# [Texte extrait]
These are the days of revenge, so sweet !
J'ai revu Punisher war zone uniquement pour en écrire la critique, afin de réhabiliter ce film que j'aime et qui est mésestimé.
Personnage des comics Marvel, Frank Castle aka le Punisher, est un ancien militaire qui tue les criminels qui échappent à la justice, et ce depuis que sa famille a été tuée par des mafieux.
Dans les années 2000, le personnage avait été ressuscité par l'auteur Garth Ennis (littéralement : le Punisher avait été tué en 1998 !), marquant un renouveau, avec une série beaucoup plus sombre et mature.
Il y a eu une adaptation cinématographique 5 ans plus tard qui reprenait certains points de l'intrigue des premiers récits d'Ennis, mais qui n'en gardait aucunement l'esprit. On pouvait notamment y voir le Punisher torturer un homme avec... une glace ! De quoi révolter les fans.
Ce film aurait pu, de nouveau, enterrer le personnage... étonnamment, et heureusement, non.

# [Matériel fourni]
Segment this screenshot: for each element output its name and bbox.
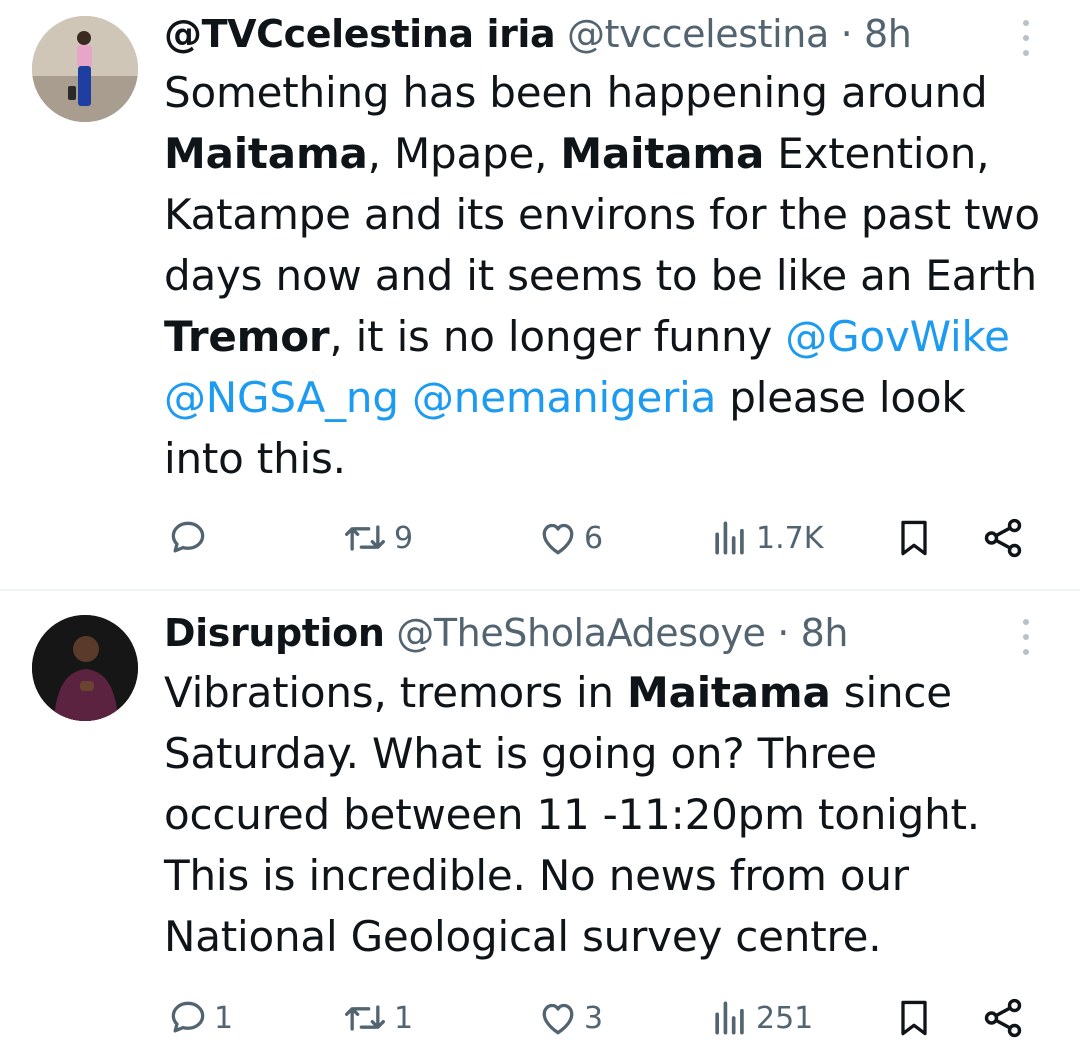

# [Actions à mener]
- 1) Répondez à ces questions à partir du texte sur le Punisher :
(a) Qui a tué la famille de Frank Castle ?
(b) En quelle année le Punisher avait-il été tué ?
(c) Avec quoi le Punisher torture-t-il un homme dans l'adaptation sortie cinq ans plus tard ?
- 2) Reprenez le texte sur le Punisher juste après sa dernière phrase et poursuivez-le.
Ce matériel n'a aucun lien avec le texte sur le Punisher.

# [Réponses attendues]
- 1)
(a) Des mafieux.
(b) En 1998.
(c) Avec une glace.

- 2)
Passé beaucoup plus inaperçu, Punisher war zone est la meilleure adaptation du Punisher à ce jour (pas difficile de dépasser le film avec Thomas Jane, ou celui de 1989 avec Dolph Lundgren), mais aussi l'une des meilleures adaptations de comics qui soit.
Derrière ce nouveau film, il y a toujours la productrice Gale Anne Hurd, amatrice de comics, comme en atteste sa filmographie (The walking dead, Incredible Hulk) ; je l'avais rencontrée il y a quelques années au Comic Con français, et elle m'avait dit avoir aimé les comics écrits par Garth Ennis. Et on voit qu’elle a saisi l'esprit de ces comics, et a su l'implanter dans la nouvelle adaptation, alors même que celle-ci ne reprend la trame d’aucun des récits d’Ennis. (certes, Gale Anne Hurd avait aussi produit le précédent Punisher, mais le réalisateur était son mari, donc je la pardonne ; elle m’a d’ailleurs pas dit grand-chose sur l’autre film, si ce n’est que les deux adaptations sont "différentes")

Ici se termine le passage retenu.